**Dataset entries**
#####
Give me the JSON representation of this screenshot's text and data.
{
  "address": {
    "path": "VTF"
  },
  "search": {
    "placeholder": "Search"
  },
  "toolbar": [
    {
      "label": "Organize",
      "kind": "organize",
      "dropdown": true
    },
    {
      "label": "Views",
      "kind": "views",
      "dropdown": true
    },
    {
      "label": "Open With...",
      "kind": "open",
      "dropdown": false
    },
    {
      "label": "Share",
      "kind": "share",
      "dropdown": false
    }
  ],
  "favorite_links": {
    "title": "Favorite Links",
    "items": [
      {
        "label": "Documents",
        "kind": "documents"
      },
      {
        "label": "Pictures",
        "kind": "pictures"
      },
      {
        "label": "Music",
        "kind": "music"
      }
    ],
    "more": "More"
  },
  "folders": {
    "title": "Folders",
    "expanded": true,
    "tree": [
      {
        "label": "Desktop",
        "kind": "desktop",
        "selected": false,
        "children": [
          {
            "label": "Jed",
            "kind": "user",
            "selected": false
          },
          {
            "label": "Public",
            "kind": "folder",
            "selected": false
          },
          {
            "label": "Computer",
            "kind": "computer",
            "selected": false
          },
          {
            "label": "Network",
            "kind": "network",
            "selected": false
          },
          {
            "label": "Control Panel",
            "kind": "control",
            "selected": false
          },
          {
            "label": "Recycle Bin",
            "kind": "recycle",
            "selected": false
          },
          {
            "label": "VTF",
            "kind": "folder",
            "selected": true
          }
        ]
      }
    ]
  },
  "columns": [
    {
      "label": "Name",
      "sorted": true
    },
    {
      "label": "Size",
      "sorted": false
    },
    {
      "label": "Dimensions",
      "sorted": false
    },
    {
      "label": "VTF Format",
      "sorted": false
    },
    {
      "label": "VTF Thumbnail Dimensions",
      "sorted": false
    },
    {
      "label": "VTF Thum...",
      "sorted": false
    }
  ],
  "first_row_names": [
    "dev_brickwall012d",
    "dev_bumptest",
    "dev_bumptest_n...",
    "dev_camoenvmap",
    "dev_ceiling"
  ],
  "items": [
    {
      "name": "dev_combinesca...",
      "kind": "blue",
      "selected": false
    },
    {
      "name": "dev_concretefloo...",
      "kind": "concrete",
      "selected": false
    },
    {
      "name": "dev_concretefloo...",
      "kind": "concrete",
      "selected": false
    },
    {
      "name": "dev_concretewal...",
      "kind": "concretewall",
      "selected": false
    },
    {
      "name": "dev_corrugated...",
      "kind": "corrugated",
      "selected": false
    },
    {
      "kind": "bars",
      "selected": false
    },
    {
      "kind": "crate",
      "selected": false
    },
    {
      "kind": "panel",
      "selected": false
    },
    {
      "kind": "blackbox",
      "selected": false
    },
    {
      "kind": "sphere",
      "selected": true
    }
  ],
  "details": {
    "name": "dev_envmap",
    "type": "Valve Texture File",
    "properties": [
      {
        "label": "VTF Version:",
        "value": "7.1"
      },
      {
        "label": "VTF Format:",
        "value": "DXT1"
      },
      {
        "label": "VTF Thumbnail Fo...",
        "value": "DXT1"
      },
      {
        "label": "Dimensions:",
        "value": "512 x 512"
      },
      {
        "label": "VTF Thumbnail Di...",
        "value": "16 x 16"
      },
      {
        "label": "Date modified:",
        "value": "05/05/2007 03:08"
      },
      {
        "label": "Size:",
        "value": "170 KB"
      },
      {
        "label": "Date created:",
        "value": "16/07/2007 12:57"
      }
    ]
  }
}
#####
**Do this**
Extract the full listing and reproduce each line exactly.

**Exercise result**
Give me the JSON representation of this screenshot's text and data.
{
  "address": {
    "path": "VTF"
  },
  "search": {
    "placeholder": "Search"
  },
  "toolbar": [
    {
      "label": "Organize",
      "kind": "organize",
      "dropdown": true
    },
    {
      "label": "Views",
      "kind": "views",
      "dropdown": true
    },
    {
      "label": "Open With...",
      "kind": "open",
      "dropdown": false
    },
    {
      "label": "Share",
      "kind": "share",
      "dropdown": false
    }
  ],
  "favorite_links": {
    "title": "Favorite Links",
    "items": [
      {
        "label": "Documents",
        "kind": "documents"
      },
      {
        "label": "Pictures",
        "kind": "pictures"
      },
      {
        "label": "Music",
        "kind": "music"
      }
    ],
    "more": "More"
  },
  "folders": {
    "title": "Folders",
    "expanded": true,
    "tree": [
      {
        "label": "Desktop",
        "kind": "desktop",
        "selected": false,
        "children": [
          {
            "label": "Jed",
            "kind": "user",
            "selected": false
          },
          {
            "label": "Public",
            "kind": "folder",
            "selected": false
          },
          {
            "label": "Computer",
            "kind": "computer",
            "selected": false
          },
          {
            "label": "Network",
            "kind": "network",
            "selected": false
          },
          {
            "label": "Control Panel",
            "kind": "control",
            "selected": false
          },
          {
            "label": "Recycle Bin",
            "kind": "recycle",
            "selected": false
          },
          {
            "label": "VTF",
            "kind": "folder",
            "selected": true
          }
        ]
      }
    ]
  },
  "columns": [
    {
      "label": "Name",
      "sorted": true
    },
    {
      "label": "Size",
      "sorted": false
    },
    {
      "label": "Dimensions",
      "sorted": false
    },
    {
      "label": "VTF Format",
      "sorted": false
    },
    {
      "label": "VTF Thumbnail Dimensions",
      "sorted": false
    },
    {
      "label": "VTF Thum...",
      "sorted": false
    }
  ],
  "first_row_names": [
    "dev_brickwall012d",
    "dev_bumptest",
    "dev_bumptest_n...",
    "dev_camoenvmap",
    "dev_ceiling"
  ],
  "items": [
    {
      "name": "dev_combinesca...",
      "kind": "blue",
      "selected": false
    },
    {
      "name": "dev_concretefloo...",
      "kind": "concrete",
      "selected": false
    },
    {
      "name": "dev_concretefloo...",
      "kind": "concrete",
      "selected": false
    },
    {
      "name": "dev_concretewal...",
      "kind": "concretewall",
      "selected": false
    },
    {
      "name": "dev_corrugated...",
      "kind": "corrugated",
      "selected": false
    },
    {
      "kind": "bars",
      "selected": false
    },
    {
      "kind": "crate",
      "selected": false
    },
    {
      "kind": "panel",
      "selected": false
    },
    {
      "kind": "blackbox",
      "selected": false
    },
    {
      "kind": "sphere",
      "selected": true
    }
  ],
  "details": {
    "name": "dev_envmap",
    "type": "Valve Texture File",
    "properties": [
      {
        "label": "VTF Version:",
        "value": "7.1"
      },
      {
        "label": "VTF Format:",
        "value": "DXT1"
      },
      {
        "label": "VTF Thumbnail Fo...",
        "value": "DXT1"
      },
      {
        "label": "Dimensions:",
        "value": "512 x 512"
      },
      {
        "label": "VTF Thumbnail Di...",
        "value": "16 x 16"
      },
      {
        "label": "Date modified:",
        "value": "05/05/2007 03:08"
      },
      {
        "label": "Size:",
        "value": "170 KB"
      },
      {
        "label": "Date created:",
        "value": "16/07/2007 12:57"
      }
    ]
  }
}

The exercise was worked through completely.